### DATA FOR THIS TASK
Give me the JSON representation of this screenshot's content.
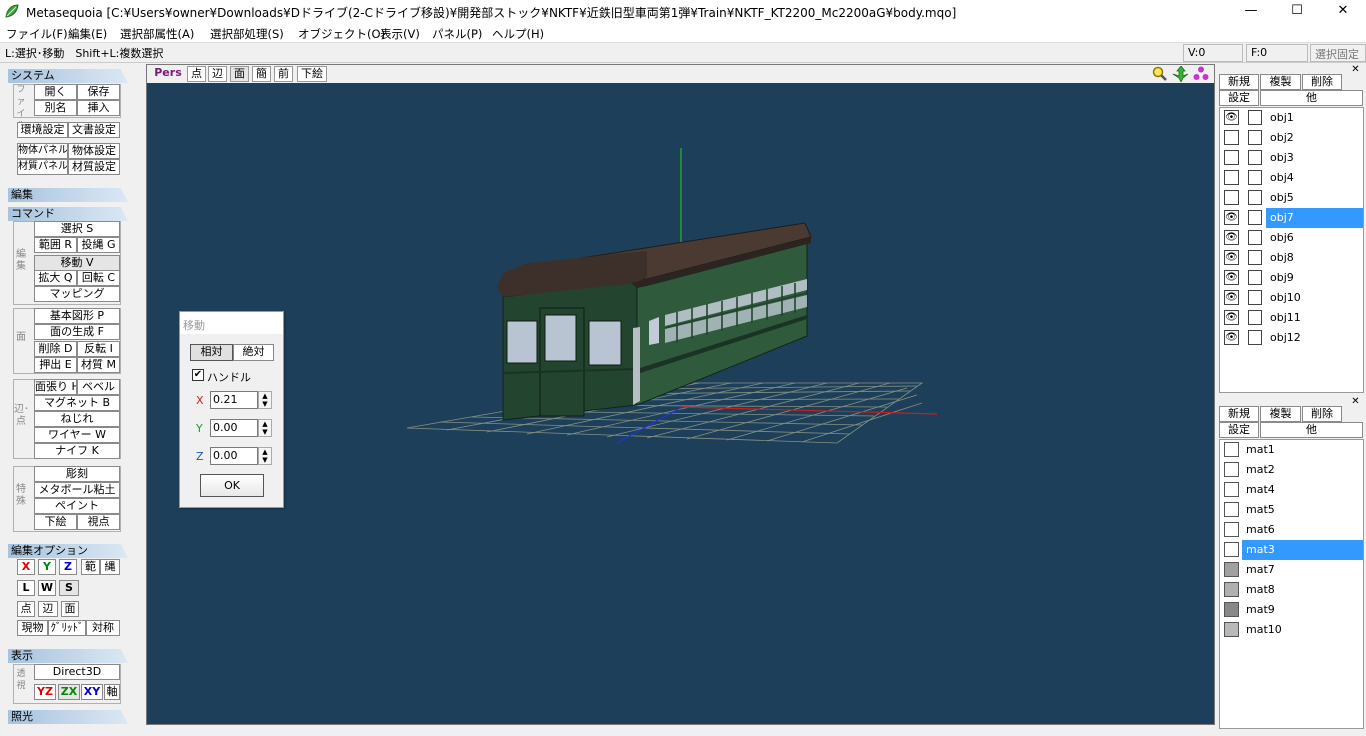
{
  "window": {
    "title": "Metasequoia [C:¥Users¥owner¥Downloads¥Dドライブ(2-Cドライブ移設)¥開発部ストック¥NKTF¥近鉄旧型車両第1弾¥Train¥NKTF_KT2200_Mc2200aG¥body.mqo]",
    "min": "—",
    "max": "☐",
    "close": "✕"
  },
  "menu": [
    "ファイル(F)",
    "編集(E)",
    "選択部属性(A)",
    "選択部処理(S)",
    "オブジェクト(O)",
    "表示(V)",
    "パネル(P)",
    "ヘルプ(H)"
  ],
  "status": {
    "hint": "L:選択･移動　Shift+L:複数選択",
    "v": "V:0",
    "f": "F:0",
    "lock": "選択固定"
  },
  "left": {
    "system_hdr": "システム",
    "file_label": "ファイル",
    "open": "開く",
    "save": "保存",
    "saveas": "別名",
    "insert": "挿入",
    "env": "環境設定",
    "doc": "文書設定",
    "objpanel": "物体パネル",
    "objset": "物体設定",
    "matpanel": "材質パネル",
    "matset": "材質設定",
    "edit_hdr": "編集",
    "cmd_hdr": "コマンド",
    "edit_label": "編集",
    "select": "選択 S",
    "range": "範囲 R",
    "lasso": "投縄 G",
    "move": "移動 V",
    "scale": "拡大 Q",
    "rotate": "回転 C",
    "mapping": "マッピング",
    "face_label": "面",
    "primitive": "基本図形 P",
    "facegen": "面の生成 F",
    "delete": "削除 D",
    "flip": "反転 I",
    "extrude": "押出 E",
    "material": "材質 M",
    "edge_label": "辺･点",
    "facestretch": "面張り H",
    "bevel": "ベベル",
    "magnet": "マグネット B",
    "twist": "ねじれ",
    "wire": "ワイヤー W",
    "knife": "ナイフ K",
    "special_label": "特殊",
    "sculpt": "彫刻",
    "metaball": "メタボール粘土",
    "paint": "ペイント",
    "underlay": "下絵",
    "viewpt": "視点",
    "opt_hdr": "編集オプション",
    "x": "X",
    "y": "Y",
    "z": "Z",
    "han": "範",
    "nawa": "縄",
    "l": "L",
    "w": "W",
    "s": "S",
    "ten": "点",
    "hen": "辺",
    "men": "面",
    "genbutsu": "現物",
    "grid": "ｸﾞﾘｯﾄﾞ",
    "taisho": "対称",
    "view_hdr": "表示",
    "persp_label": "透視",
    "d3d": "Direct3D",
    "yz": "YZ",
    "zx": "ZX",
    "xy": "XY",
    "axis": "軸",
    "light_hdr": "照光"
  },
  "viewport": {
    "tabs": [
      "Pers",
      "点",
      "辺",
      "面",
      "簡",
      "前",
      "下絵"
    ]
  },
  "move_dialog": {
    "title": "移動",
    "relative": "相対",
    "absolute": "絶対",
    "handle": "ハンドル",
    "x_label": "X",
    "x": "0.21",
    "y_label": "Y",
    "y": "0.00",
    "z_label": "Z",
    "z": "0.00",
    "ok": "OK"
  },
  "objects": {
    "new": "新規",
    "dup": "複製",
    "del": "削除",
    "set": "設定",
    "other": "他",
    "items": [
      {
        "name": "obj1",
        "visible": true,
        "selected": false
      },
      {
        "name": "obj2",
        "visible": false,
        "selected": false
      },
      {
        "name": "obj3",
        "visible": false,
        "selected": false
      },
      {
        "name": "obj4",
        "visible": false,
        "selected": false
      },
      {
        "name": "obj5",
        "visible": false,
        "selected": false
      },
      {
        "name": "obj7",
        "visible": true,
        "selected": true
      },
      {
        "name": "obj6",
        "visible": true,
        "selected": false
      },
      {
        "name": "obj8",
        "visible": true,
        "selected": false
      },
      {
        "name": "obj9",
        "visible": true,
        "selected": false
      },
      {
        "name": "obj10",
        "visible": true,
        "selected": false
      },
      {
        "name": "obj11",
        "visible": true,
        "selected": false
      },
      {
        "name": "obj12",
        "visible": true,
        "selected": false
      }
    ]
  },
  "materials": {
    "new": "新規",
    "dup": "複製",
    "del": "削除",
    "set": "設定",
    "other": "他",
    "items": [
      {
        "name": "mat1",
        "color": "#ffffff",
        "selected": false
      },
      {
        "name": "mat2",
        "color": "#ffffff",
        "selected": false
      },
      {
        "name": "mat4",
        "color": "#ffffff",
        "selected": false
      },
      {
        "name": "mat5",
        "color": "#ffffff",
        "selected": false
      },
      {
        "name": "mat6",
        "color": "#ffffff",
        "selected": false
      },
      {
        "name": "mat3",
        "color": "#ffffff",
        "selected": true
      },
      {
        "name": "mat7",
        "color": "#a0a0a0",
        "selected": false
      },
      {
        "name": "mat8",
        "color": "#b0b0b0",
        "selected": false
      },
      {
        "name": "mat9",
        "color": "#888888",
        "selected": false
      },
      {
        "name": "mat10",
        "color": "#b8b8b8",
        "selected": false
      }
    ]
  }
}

### PROBLEM REQUIREMENTS
From the records given above, copy all lines containing "title".

### FULL ANSWER
    "title": "Metasequoia [C:¥Users¥owner¥Downloads¥Dドライブ(2-Cドライブ移設)¥開発部ストック¥NKTF¥近鉄旧型車両第1弾¥Train¥NKTF_KT2200_Mc2200aG¥body.mqo]",
    "title": "移動",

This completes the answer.